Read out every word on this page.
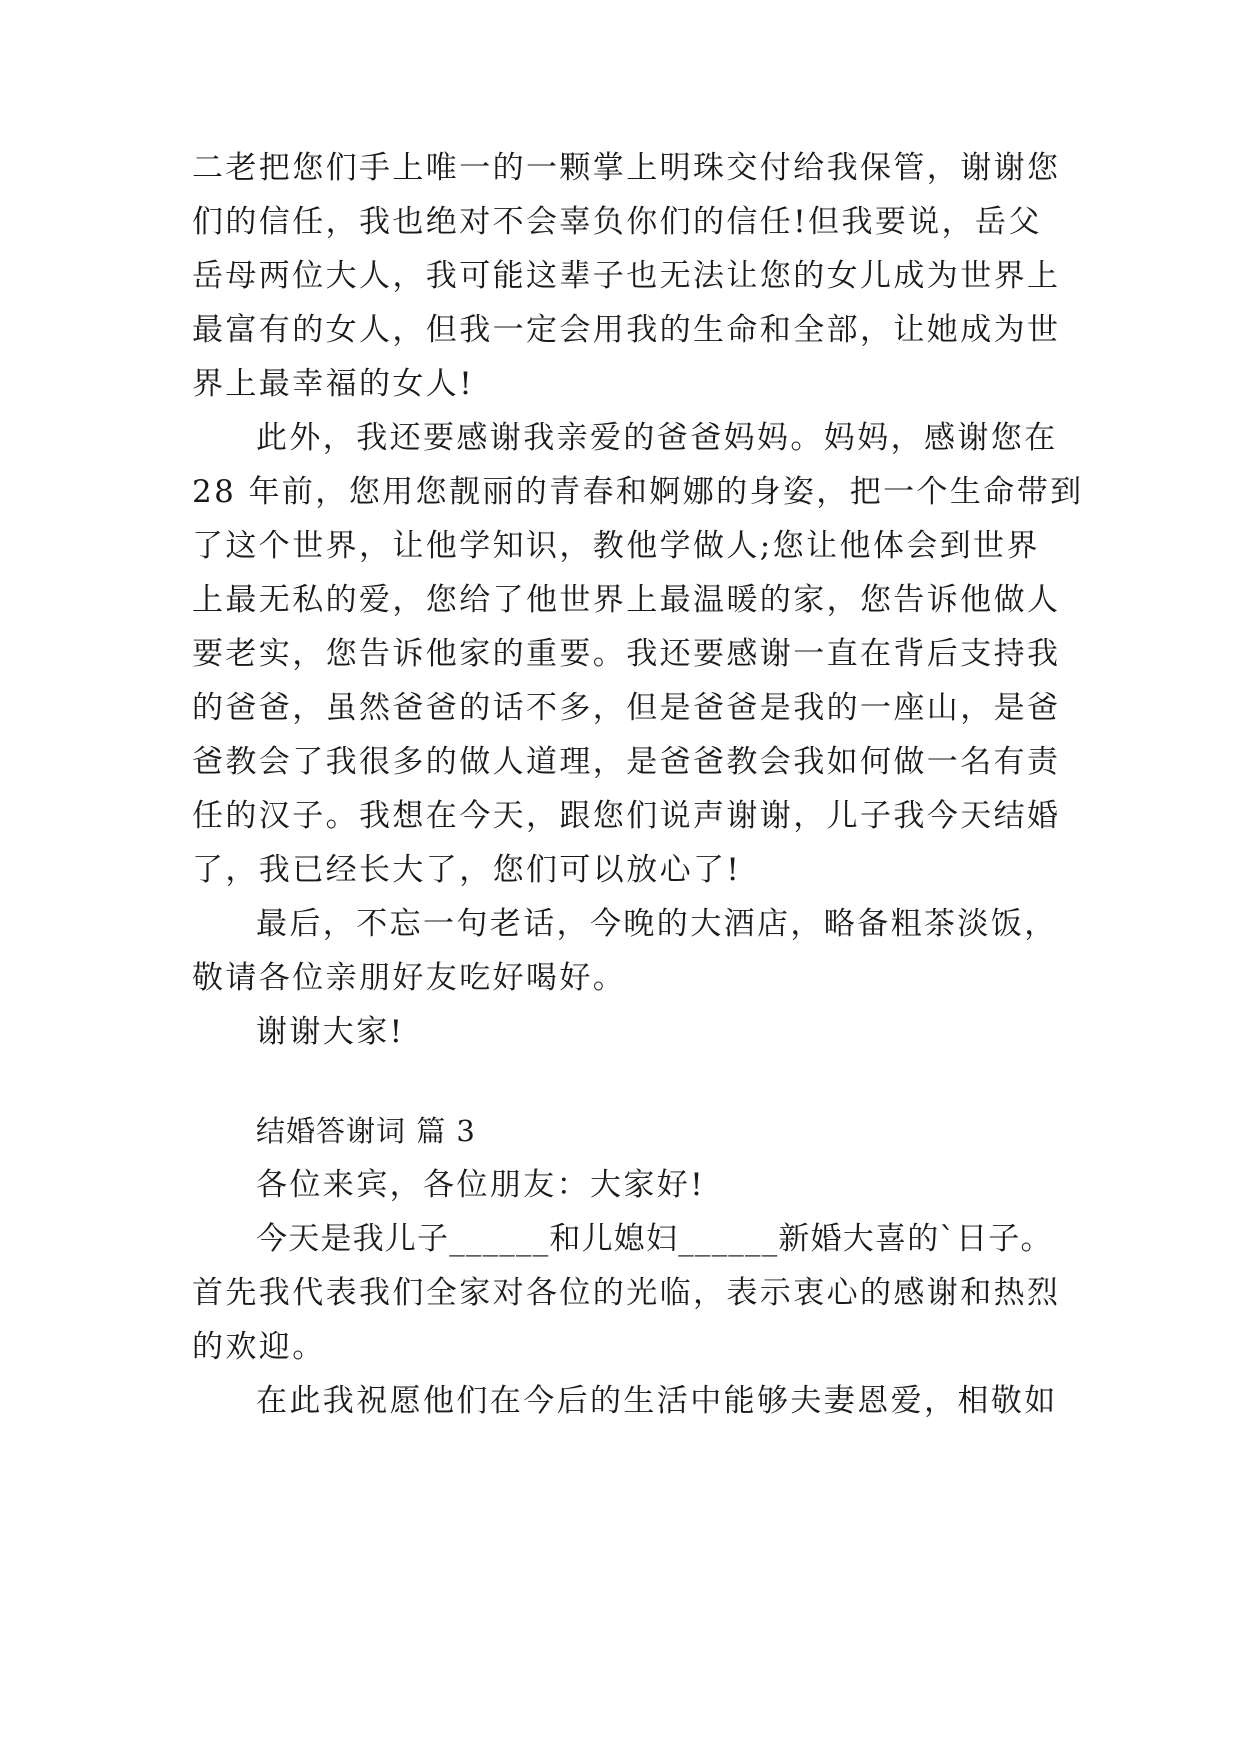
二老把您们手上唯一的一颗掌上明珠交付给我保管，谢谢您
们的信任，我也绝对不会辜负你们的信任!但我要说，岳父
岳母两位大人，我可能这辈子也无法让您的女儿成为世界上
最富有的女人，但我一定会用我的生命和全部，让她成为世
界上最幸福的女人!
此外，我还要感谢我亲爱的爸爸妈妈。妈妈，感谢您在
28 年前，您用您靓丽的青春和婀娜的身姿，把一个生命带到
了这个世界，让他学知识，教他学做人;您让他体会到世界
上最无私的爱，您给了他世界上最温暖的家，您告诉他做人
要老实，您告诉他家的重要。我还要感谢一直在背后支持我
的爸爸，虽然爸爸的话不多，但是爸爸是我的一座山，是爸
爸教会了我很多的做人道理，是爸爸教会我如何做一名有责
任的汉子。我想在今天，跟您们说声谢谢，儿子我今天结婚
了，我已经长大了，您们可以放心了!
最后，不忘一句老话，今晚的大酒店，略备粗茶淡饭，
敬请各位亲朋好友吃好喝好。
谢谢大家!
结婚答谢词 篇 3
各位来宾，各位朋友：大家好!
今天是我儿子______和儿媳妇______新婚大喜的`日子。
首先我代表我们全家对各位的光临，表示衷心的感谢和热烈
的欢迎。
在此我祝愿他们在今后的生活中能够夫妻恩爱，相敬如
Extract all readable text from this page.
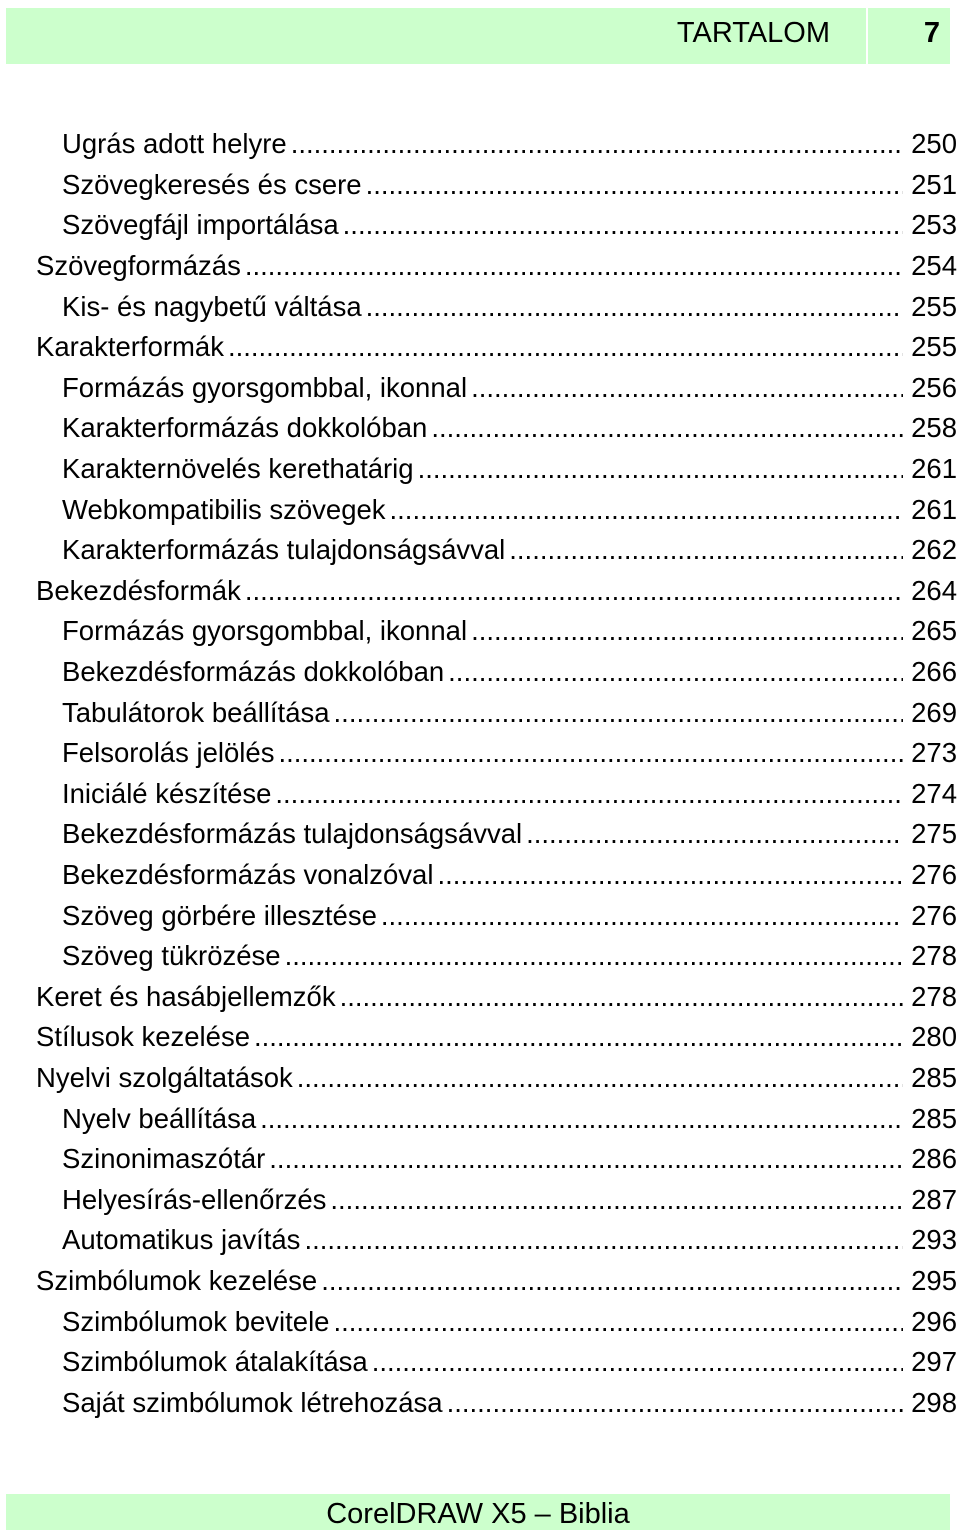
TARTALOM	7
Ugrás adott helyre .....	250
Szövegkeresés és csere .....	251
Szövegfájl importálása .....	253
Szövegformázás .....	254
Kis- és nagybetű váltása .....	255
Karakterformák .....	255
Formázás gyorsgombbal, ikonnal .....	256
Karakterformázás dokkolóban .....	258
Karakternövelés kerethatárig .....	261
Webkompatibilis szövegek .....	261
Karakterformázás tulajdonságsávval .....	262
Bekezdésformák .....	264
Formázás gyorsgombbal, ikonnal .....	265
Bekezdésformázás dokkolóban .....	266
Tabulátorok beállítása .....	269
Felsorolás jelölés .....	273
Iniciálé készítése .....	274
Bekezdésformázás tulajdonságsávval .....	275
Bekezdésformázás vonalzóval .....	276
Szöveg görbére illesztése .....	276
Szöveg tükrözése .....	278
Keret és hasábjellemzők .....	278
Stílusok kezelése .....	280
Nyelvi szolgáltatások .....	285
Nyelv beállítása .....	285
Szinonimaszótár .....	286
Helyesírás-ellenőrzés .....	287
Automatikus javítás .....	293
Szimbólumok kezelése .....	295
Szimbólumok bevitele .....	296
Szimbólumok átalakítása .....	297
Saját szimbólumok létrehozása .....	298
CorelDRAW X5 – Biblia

┄┄┄┄┄┄┄┄┄┄┄┄┄┄┄┄┄┄┄┄

Repeat verbatim all the material, but not the pictures.

Task output>
Read out every word on this page.
二老把您们手上唯一的一颗掌上明珠交付给我保管，谢谢您
们的信任，我也绝对不会辜负你们的信任!但我要说，岳父
岳母两位大人，我可能这辈子也无法让您的女儿成为世界上
最富有的女人，但我一定会用我的生命和全部，让她成为世
界上最幸福的女人!
此外，我还要感谢我亲爱的爸爸妈妈。妈妈，感谢您在
28 年前，您用您靓丽的青春和婀娜的身姿，把一个生命带到
了这个世界，让他学知识，教他学做人;您让他体会到世界
上最无私的爱，您给了他世界上最温暖的家，您告诉他做人
要老实，您告诉他家的重要。我还要感谢一直在背后支持我
的爸爸，虽然爸爸的话不多，但是爸爸是我的一座山，是爸
爸教会了我很多的做人道理，是爸爸教会我如何做一名有责
任的汉子。我想在今天，跟您们说声谢谢，儿子我今天结婚
了，我已经长大了，您们可以放心了!
最后，不忘一句老话，今晚的大酒店，略备粗茶淡饭，
敬请各位亲朋好友吃好喝好。
谢谢大家!
结婚答谢词 篇 3
各位来宾，各位朋友：大家好!
今天是我儿子______和儿媳妇______新婚大喜的`日子。
首先我代表我们全家对各位的光临，表示衷心的感谢和热烈
的欢迎。
在此我祝愿他们在今后的生活中能够夫妻恩爱，相敬如
Extract all readable text from this page.
TARTALOM	7
Ugrás adott helyre .....	250
Szövegkeresés és csere .....	251
Szövegfájl importálása .....	253
Szövegformázás .....	254
Kis- és nagybetű váltása .....	255
Karakterformák .....	255
Formázás gyorsgombbal, ikonnal .....	256
Karakterformázás dokkolóban .....	258
Karakternövelés kerethatárig .....	261
Webkompatibilis szövegek .....	261
Karakterformázás tulajdonságsávval .....	262
Bekezdésformák .....	264
Formázás gyorsgombbal, ikonnal .....	265
Bekezdésformázás dokkolóban .....	266
Tabulátorok beállítása .....	269
Felsorolás jelölés .....	273
Iniciálé készítése .....	274
Bekezdésformázás tulajdonságsávval .....	275
Bekezdésformázás vonalzóval .....	276
Szöveg görbére illesztése .....	276
Szöveg tükrözése .....	278
Keret és hasábjellemzők .....	278
Stílusok kezelése .....	280
Nyelvi szolgáltatások .....	285
Nyelv beállítása .....	285
Szinonimaszótár .....	286
Helyesírás-ellenőrzés .....	287
Automatikus javítás .....	293
Szimbólumok kezelése .....	295
Szimbólumok bevitele .....	296
Szimbólumok átalakítása .....	297
Saját szimbólumok létrehozása .....	298
CorelDRAW X5 – Biblia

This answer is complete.